## Dataset records
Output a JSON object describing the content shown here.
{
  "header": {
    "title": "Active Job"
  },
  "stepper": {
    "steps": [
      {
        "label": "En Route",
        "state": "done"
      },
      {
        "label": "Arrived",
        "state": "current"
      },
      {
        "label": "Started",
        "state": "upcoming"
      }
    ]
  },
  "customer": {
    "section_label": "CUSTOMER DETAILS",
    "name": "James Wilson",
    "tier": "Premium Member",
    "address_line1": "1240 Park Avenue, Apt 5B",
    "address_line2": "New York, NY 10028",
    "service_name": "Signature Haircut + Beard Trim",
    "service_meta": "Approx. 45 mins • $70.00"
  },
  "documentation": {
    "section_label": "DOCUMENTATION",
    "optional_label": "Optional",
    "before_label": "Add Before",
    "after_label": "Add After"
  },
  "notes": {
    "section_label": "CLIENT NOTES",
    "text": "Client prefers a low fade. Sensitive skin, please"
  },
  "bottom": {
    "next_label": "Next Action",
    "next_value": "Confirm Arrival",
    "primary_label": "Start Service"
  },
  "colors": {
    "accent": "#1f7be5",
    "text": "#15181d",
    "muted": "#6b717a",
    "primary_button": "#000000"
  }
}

## Directive
Copy out all of the records above with nothing altered.

## Final result
Output a JSON object describing the content shown here.
{
  "header": {
    "title": "Active Job"
  },
  "stepper": {
    "steps": [
      {
        "label": "En Route",
        "state": "done"
      },
      {
        "label": "Arrived",
        "state": "current"
      },
      {
        "label": "Started",
        "state": "upcoming"
      }
    ]
  },
  "customer": {
    "section_label": "CUSTOMER DETAILS",
    "name": "James Wilson",
    "tier": "Premium Member",
    "address_line1": "1240 Park Avenue, Apt 5B",
    "address_line2": "New York, NY 10028",
    "service_name": "Signature Haircut + Beard Trim",
    "service_meta": "Approx. 45 mins • $70.00"
  },
  "documentation": {
    "section_label": "DOCUMENTATION",
    "optional_label": "Optional",
    "before_label": "Add Before",
    "after_label": "Add After"
  },
  "notes": {
    "section_label": "CLIENT NOTES",
    "text": "Client prefers a low fade. Sensitive skin, please"
  },
  "bottom": {
    "next_label": "Next Action",
    "next_value": "Confirm Arrival",
    "primary_label": "Start Service"
  },
  "colors": {
    "accent": "#1f7be5",
    "text": "#15181d",
    "muted": "#6b717a",
    "primary_button": "#000000"
  }
}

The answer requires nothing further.